To be done — Reproduce the data below verbatim, line for line, with no changes.

Records shown —
--------------------------------------------------
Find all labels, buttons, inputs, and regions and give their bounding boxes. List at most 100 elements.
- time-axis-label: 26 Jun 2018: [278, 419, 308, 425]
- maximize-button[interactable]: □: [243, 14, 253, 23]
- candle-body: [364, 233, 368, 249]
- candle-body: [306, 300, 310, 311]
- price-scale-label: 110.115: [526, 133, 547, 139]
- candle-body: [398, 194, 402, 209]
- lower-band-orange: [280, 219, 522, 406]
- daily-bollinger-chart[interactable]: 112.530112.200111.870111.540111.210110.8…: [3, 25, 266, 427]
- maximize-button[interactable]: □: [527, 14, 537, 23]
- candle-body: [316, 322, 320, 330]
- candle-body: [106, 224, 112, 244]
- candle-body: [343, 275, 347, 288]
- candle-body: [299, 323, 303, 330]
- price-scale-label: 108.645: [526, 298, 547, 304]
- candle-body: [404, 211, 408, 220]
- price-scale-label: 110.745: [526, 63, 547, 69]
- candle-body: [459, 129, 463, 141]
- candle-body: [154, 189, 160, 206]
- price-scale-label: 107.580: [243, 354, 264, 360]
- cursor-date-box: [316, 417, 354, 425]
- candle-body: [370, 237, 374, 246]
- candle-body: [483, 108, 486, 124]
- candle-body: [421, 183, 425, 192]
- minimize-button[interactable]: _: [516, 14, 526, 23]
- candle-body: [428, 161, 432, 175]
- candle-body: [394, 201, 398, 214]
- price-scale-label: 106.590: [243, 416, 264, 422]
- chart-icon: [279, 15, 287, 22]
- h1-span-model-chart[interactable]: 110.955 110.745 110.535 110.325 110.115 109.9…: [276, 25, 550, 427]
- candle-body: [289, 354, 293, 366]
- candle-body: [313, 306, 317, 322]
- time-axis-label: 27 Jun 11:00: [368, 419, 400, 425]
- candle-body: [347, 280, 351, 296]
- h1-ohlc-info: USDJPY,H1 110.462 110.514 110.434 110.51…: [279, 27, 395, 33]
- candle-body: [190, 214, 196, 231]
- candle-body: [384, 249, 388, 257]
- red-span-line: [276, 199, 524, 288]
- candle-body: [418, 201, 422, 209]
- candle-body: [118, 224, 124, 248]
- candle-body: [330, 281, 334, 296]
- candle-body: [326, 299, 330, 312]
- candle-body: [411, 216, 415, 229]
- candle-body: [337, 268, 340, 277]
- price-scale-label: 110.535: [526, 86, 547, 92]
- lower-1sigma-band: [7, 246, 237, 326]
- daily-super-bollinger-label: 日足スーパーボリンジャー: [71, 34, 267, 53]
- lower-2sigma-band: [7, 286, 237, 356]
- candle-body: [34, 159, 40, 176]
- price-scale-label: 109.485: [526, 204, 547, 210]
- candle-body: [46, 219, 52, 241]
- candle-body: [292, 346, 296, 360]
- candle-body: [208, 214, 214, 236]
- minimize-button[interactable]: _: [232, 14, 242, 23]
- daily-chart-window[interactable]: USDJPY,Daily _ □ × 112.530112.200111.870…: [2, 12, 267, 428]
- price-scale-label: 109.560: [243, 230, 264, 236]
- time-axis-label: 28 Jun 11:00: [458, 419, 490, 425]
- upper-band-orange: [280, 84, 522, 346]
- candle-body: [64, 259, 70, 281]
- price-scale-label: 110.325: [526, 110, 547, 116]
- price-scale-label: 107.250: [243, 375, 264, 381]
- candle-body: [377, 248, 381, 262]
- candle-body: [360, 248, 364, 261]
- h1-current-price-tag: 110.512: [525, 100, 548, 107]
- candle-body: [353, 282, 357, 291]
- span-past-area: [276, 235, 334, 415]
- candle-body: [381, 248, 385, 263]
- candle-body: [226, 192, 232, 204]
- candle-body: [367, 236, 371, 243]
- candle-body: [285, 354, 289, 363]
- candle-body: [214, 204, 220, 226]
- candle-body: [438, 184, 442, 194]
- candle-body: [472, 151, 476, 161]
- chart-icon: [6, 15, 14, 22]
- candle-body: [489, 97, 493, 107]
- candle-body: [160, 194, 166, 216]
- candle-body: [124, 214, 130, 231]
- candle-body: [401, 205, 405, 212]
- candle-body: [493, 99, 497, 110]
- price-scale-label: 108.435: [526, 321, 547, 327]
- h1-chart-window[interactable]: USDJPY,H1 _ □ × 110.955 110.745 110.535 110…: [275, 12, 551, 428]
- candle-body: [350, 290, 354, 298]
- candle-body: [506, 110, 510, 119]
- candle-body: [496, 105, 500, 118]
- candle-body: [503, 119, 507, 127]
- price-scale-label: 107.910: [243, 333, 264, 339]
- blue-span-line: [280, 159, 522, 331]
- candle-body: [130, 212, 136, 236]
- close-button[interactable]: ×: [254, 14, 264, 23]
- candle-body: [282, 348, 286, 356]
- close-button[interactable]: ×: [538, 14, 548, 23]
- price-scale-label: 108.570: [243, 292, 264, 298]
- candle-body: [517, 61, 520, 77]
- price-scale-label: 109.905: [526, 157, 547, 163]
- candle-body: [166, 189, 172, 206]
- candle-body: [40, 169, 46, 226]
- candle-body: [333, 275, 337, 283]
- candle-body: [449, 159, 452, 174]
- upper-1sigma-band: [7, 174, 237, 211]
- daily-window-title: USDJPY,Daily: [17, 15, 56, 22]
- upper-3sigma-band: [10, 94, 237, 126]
--------------------------------------------------
Written reply —
Find all labels, buttons, inputs, and regions and give their bounding boxes. List at most 100 elements.
- time-axis-label: 26 Jun 2018: [278, 419, 308, 425]
- maximize-button[interactable]: □: [243, 14, 253, 23]
- candle-body: [364, 233, 368, 249]
- candle-body: [306, 300, 310, 311]
- price-scale-label: 110.115: [526, 133, 547, 139]
- candle-body: [398, 194, 402, 209]
- lower-band-orange: [280, 219, 522, 406]
- daily-bollinger-chart[interactable]: 112.530112.200111.870111.540111.210110.8…: [3, 25, 266, 427]
- maximize-button[interactable]: □: [527, 14, 537, 23]
- candle-body: [316, 322, 320, 330]
- candle-body: [106, 224, 112, 244]
- candle-body: [343, 275, 347, 288]
- candle-body: [299, 323, 303, 330]
- price-scale-label: 108.645: [526, 298, 547, 304]
- candle-body: [404, 211, 408, 220]
- price-scale-label: 110.745: [526, 63, 547, 69]
- candle-body: [459, 129, 463, 141]
- candle-body: [154, 189, 160, 206]
- price-scale-label: 107.580: [243, 354, 264, 360]
- cursor-date-box: [316, 417, 354, 425]
- candle-body: [370, 237, 374, 246]
- candle-body: [483, 108, 486, 124]
- candle-body: [421, 183, 425, 192]
- minimize-button[interactable]: _: [516, 14, 526, 23]
- candle-body: [428, 161, 432, 175]
- candle-body: [394, 201, 398, 214]
- price-scale-label: 106.590: [243, 416, 264, 422]
- chart-icon: [279, 15, 287, 22]
- h1-span-model-chart[interactable]: 110.955 110.745 110.535 110.325 110.115 109.9…: [276, 25, 550, 427]
- candle-body: [289, 354, 293, 366]
- candle-body: [313, 306, 317, 322]
- time-axis-label: 27 Jun 11:00: [368, 419, 400, 425]
- candle-body: [347, 280, 351, 296]
- h1-ohlc-info: USDJPY,H1 110.462 110.514 110.434 110.51…: [279, 27, 395, 33]
- candle-body: [190, 214, 196, 231]
- candle-body: [384, 249, 388, 257]
- red-span-line: [276, 199, 524, 288]
- candle-body: [418, 201, 422, 209]
- candle-body: [118, 224, 124, 248]
- candle-body: [330, 281, 334, 296]
- candle-body: [326, 299, 330, 312]
- candle-body: [411, 216, 415, 229]
- candle-body: [337, 268, 340, 277]
- price-scale-label: 110.535: [526, 86, 547, 92]
- lower-1sigma-band: [7, 246, 237, 326]
- daily-super-bollinger-label: 日足スーパーボリンジャー: [71, 34, 267, 53]
- lower-2sigma-band: [7, 286, 237, 356]
- candle-body: [34, 159, 40, 176]
- price-scale-label: 109.485: [526, 204, 547, 210]
- candle-body: [46, 219, 52, 241]
- candle-body: [292, 346, 296, 360]
- candle-body: [208, 214, 214, 236]
- minimize-button[interactable]: _: [232, 14, 242, 23]
- daily-chart-window[interactable]: USDJPY,Daily _ □ × 112.530112.200111.870…: [2, 12, 267, 428]
- price-scale-label: 109.560: [243, 230, 264, 236]
- time-axis-label: 28 Jun 11:00: [458, 419, 490, 425]
- upper-band-orange: [280, 84, 522, 346]
- candle-body: [64, 259, 70, 281]
- price-scale-label: 110.325: [526, 110, 547, 116]
- price-scale-label: 107.250: [243, 375, 264, 381]
- candle-body: [377, 248, 381, 262]
- candle-body: [360, 248, 364, 261]
- h1-current-price-tag: 110.512: [525, 100, 548, 107]
- candle-body: [353, 282, 357, 291]
- span-past-area: [276, 235, 334, 415]
- candle-body: [381, 248, 385, 263]
- candle-body: [226, 192, 232, 204]
- candle-body: [367, 236, 371, 243]
- candle-body: [285, 354, 289, 363]
- candle-body: [214, 204, 220, 226]
- candle-body: [438, 184, 442, 194]
- candle-body: [472, 151, 476, 161]
- chart-icon: [6, 15, 14, 22]
- candle-body: [489, 97, 493, 107]
- candle-body: [160, 194, 166, 216]
- candle-body: [124, 214, 130, 231]
- candle-body: [401, 205, 405, 212]
- candle-body: [493, 99, 497, 110]
- price-scale-label: 108.435: [526, 321, 547, 327]
- h1-chart-window[interactable]: USDJPY,H1 _ □ × 110.955 110.745 110.535 110…: [275, 12, 551, 428]
- candle-body: [350, 290, 354, 298]
- candle-body: [506, 110, 510, 119]
- candle-body: [496, 105, 500, 118]
- candle-body: [503, 119, 507, 127]
- price-scale-label: 107.910: [243, 333, 264, 339]
- blue-span-line: [280, 159, 522, 331]
- candle-body: [130, 212, 136, 236]
- close-button[interactable]: ×: [254, 14, 264, 23]
- candle-body: [282, 348, 286, 356]
- close-button[interactable]: ×: [538, 14, 548, 23]
- price-scale-label: 108.570: [243, 292, 264, 298]
- candle-body: [517, 61, 520, 77]
- price-scale-label: 109.905: [526, 157, 547, 163]
- candle-body: [166, 189, 172, 206]
- candle-body: [40, 169, 46, 226]
- candle-body: [333, 275, 337, 283]
- candle-body: [449, 159, 452, 174]
- upper-1sigma-band: [7, 174, 237, 211]
- daily-window-title: USDJPY,Daily: [17, 15, 56, 22]
- upper-3sigma-band: [10, 94, 237, 126]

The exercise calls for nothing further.